(Direction) List all lines in the material below that contain "南京大学".

== == ==

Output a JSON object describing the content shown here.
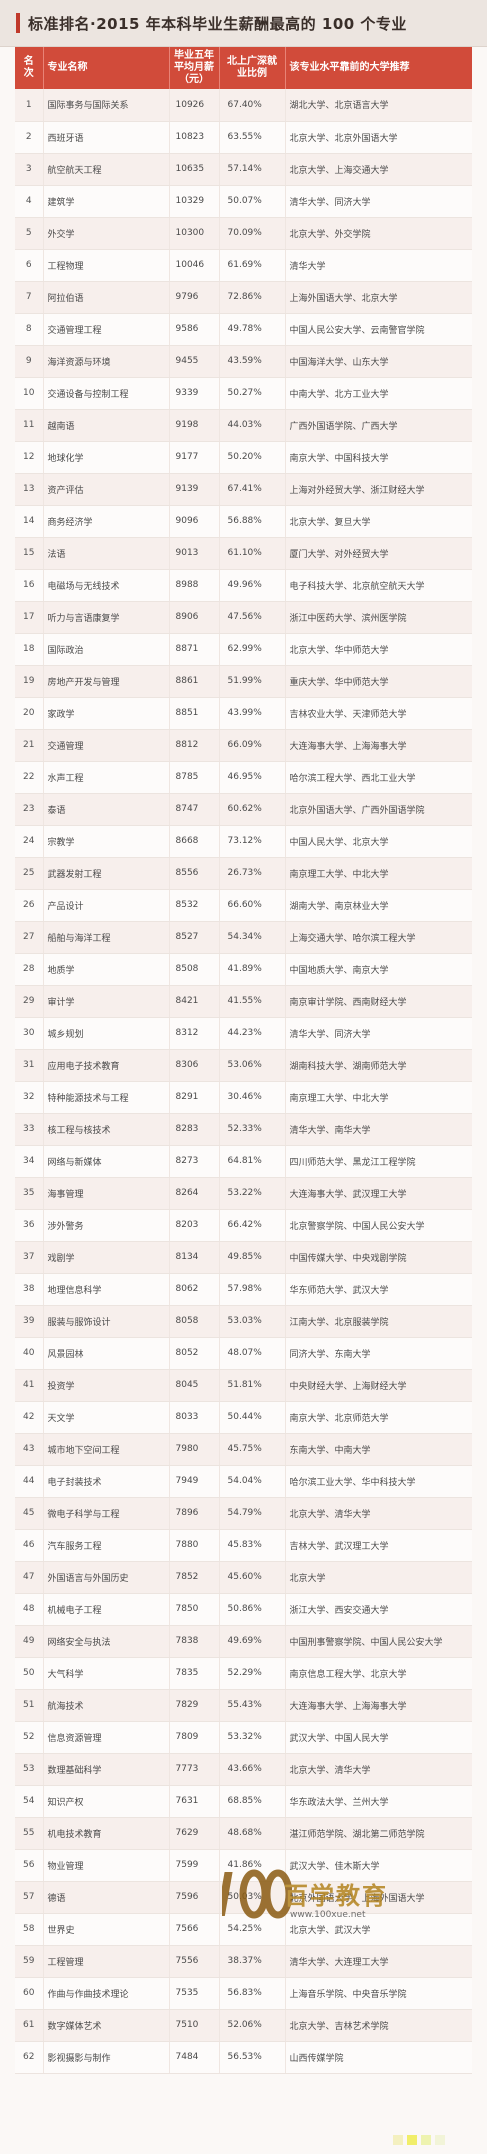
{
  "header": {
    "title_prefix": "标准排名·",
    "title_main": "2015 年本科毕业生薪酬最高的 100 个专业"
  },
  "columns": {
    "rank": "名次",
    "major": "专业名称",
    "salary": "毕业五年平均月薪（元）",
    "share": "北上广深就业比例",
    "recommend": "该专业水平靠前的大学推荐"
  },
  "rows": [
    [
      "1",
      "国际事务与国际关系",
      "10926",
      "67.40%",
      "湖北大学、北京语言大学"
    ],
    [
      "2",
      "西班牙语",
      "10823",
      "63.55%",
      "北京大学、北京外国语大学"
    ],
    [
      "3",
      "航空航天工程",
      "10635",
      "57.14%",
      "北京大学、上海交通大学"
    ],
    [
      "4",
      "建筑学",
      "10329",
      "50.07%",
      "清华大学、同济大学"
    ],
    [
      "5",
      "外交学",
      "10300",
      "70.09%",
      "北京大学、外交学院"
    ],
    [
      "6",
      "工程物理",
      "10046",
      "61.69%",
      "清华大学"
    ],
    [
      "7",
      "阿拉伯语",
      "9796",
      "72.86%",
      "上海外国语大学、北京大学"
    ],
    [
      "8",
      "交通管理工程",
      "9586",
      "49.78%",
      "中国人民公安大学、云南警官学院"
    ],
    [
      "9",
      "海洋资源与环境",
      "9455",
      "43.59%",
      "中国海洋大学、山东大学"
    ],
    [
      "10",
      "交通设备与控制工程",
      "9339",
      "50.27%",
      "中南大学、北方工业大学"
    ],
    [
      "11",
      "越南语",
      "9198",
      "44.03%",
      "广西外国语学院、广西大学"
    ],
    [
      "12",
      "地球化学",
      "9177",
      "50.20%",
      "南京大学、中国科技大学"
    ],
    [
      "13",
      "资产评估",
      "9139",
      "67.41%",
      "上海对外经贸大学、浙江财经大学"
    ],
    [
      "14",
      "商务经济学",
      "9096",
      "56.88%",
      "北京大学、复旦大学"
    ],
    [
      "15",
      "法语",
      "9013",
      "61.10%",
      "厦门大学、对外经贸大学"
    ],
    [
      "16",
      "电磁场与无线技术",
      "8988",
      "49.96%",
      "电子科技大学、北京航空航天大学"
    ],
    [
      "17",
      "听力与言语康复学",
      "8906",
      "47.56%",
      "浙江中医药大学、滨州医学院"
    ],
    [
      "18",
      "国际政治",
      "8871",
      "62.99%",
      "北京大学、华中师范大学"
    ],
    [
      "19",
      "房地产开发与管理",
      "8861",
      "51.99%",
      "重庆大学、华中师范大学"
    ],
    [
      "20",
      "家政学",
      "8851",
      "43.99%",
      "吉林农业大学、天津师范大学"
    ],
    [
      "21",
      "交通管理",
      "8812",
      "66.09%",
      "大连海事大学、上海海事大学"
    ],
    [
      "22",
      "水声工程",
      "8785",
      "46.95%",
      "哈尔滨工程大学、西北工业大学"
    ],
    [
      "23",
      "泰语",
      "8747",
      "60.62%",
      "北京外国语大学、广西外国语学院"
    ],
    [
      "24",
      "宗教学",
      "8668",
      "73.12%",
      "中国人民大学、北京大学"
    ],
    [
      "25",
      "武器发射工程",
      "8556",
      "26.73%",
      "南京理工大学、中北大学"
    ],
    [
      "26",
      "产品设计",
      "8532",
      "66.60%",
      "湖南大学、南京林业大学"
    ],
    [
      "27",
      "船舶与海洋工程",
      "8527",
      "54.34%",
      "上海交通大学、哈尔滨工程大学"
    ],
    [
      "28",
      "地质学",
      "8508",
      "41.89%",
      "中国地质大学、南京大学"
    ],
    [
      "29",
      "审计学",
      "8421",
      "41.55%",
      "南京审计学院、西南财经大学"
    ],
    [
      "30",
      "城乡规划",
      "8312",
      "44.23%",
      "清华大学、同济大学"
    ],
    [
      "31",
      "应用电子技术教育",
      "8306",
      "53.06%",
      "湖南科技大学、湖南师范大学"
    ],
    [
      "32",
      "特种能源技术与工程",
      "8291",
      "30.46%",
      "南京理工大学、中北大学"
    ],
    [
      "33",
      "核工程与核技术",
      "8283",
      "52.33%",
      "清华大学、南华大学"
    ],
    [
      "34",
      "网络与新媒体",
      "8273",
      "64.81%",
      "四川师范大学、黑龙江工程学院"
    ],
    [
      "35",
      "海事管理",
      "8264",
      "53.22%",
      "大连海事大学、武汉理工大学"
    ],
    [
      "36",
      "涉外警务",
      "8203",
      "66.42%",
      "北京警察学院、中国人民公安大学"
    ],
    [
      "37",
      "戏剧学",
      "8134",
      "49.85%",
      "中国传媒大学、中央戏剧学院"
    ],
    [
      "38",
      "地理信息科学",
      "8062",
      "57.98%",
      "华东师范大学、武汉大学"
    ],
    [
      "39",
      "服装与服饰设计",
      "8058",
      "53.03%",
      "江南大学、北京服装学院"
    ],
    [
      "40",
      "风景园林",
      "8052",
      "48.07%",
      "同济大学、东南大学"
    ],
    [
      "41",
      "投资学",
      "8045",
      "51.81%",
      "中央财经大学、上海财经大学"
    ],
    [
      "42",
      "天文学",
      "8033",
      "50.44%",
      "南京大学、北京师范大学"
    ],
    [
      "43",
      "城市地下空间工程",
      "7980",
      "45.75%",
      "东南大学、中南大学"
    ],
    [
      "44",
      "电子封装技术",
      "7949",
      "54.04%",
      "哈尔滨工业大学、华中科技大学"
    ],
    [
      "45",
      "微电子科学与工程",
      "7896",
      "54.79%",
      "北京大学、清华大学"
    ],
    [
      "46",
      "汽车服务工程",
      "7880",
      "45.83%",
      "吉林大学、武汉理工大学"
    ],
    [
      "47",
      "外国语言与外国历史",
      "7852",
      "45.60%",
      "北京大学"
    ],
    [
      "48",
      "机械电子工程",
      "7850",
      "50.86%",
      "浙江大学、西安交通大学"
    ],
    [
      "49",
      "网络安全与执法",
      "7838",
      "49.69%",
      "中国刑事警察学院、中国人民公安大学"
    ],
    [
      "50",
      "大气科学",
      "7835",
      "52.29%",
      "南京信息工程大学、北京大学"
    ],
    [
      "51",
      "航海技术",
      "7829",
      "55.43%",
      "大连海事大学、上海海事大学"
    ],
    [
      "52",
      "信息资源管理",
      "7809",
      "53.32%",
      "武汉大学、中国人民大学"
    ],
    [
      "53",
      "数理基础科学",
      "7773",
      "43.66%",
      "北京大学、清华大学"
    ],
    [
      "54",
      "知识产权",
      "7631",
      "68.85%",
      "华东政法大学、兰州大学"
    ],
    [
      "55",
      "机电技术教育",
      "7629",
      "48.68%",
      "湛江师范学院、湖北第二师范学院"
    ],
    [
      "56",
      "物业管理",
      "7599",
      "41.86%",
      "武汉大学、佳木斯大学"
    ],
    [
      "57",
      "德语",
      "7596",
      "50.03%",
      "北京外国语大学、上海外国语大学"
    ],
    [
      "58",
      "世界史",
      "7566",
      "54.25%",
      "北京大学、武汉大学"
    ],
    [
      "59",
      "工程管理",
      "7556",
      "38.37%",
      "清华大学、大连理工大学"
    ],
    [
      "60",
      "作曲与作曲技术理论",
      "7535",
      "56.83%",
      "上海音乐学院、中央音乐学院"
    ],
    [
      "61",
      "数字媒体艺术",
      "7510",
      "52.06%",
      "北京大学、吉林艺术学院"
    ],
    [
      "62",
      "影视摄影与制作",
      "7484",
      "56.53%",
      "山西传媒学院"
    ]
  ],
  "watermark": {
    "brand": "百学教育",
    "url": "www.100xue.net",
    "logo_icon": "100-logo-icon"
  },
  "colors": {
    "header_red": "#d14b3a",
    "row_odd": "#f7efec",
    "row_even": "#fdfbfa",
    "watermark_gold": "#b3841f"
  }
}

== == ==

(Final result)
      "南京大学、中国科技大学"
      "中国地质大学、南京大学"
      "南京大学、北京师范大学"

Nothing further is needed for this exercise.